§ **Recorded information**
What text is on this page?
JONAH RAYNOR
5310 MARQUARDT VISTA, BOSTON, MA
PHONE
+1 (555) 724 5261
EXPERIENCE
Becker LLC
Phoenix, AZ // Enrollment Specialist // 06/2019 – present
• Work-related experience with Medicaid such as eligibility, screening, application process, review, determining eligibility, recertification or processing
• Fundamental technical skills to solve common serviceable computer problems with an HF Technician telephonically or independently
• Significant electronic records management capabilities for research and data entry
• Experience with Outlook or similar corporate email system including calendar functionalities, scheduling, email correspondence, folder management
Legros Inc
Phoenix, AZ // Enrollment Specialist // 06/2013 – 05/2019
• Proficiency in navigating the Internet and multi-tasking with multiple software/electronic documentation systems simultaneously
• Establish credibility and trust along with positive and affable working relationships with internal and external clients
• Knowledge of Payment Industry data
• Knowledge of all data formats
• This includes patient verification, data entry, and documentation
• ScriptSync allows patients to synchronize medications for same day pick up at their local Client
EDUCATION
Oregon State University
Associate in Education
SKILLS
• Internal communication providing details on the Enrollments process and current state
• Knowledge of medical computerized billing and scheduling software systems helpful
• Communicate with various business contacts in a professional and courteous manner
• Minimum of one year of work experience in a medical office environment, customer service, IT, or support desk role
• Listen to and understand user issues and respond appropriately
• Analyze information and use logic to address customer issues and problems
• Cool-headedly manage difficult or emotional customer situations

...

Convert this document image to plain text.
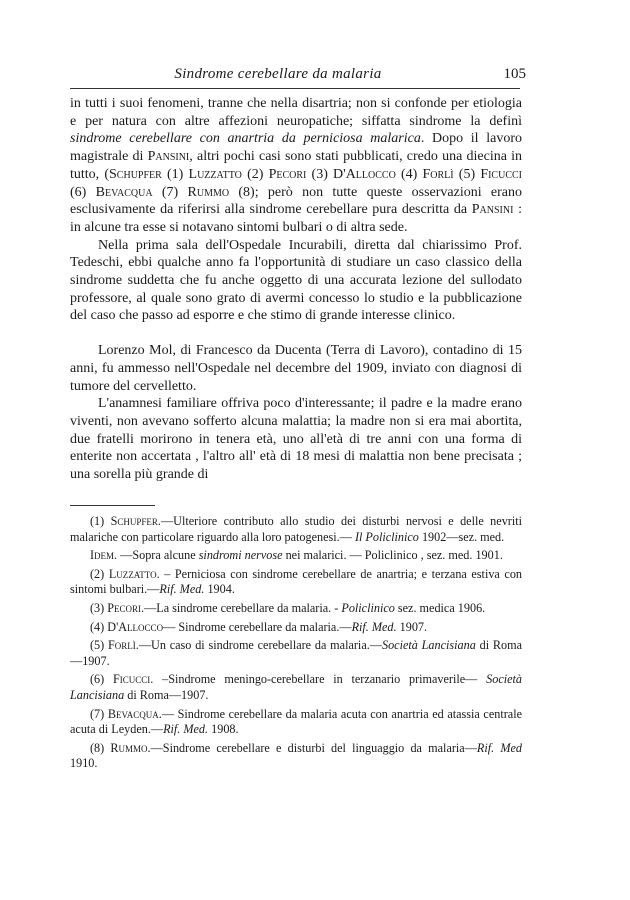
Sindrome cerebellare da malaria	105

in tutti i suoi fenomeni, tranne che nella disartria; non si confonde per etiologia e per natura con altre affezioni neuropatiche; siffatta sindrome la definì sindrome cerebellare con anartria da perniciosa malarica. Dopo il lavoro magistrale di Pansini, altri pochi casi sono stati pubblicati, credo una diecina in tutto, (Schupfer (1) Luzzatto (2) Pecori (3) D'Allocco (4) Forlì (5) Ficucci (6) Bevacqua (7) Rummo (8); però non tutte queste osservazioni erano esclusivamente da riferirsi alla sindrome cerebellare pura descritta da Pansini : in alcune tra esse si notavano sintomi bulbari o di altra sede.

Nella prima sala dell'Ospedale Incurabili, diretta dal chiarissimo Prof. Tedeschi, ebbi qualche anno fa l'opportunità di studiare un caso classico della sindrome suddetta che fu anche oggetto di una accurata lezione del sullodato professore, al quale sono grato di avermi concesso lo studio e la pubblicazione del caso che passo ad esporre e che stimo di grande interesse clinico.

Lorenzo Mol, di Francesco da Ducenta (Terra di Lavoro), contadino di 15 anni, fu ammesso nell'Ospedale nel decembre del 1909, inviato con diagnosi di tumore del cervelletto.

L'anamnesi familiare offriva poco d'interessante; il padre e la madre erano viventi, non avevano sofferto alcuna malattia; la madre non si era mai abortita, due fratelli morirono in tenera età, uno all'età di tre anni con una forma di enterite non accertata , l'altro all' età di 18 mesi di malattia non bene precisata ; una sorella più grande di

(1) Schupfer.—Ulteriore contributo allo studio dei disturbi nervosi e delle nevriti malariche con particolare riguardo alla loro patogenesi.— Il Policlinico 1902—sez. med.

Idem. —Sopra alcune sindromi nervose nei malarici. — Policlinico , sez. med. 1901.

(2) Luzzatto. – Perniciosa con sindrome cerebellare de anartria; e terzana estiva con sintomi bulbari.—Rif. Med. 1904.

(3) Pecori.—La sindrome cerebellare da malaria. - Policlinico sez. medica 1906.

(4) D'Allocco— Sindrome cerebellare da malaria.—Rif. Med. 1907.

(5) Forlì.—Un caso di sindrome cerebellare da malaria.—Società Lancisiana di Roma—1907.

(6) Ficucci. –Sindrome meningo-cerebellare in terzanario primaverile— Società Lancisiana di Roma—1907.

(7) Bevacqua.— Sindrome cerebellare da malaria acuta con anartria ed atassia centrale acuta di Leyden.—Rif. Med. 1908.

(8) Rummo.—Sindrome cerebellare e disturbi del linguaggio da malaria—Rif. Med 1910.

§ **Work required**
From the listing above, return every line that contains the word "Rummo".

§ **Result below**
in tutti i suoi fenomeni, tranne che nella disartria; non si confonde per etiologia e per natura con altre affezioni neuropatiche; siffatta sindrome la definì sindrome cerebellare con anartria da perniciosa malarica. Dopo il lavoro magistrale di Pansini, altri pochi casi sono stati pubblicati, credo una diecina in tutto, (Schupfer (1) Luzzatto (2) Pecori (3) D'Allocco (4) Forlì (5) Ficucci (6) Bevacqua (7) Rummo (8); però non tutte queste osservazioni erano esclusivamente da riferirsi alla sindrome cerebellare pura descritta da Pansini : in alcune tra esse si notavano sintomi bulbari o di altra sede.
(8) Rummo.—Sindrome cerebellare e disturbi del linguaggio da malaria—Rif. Med 1910.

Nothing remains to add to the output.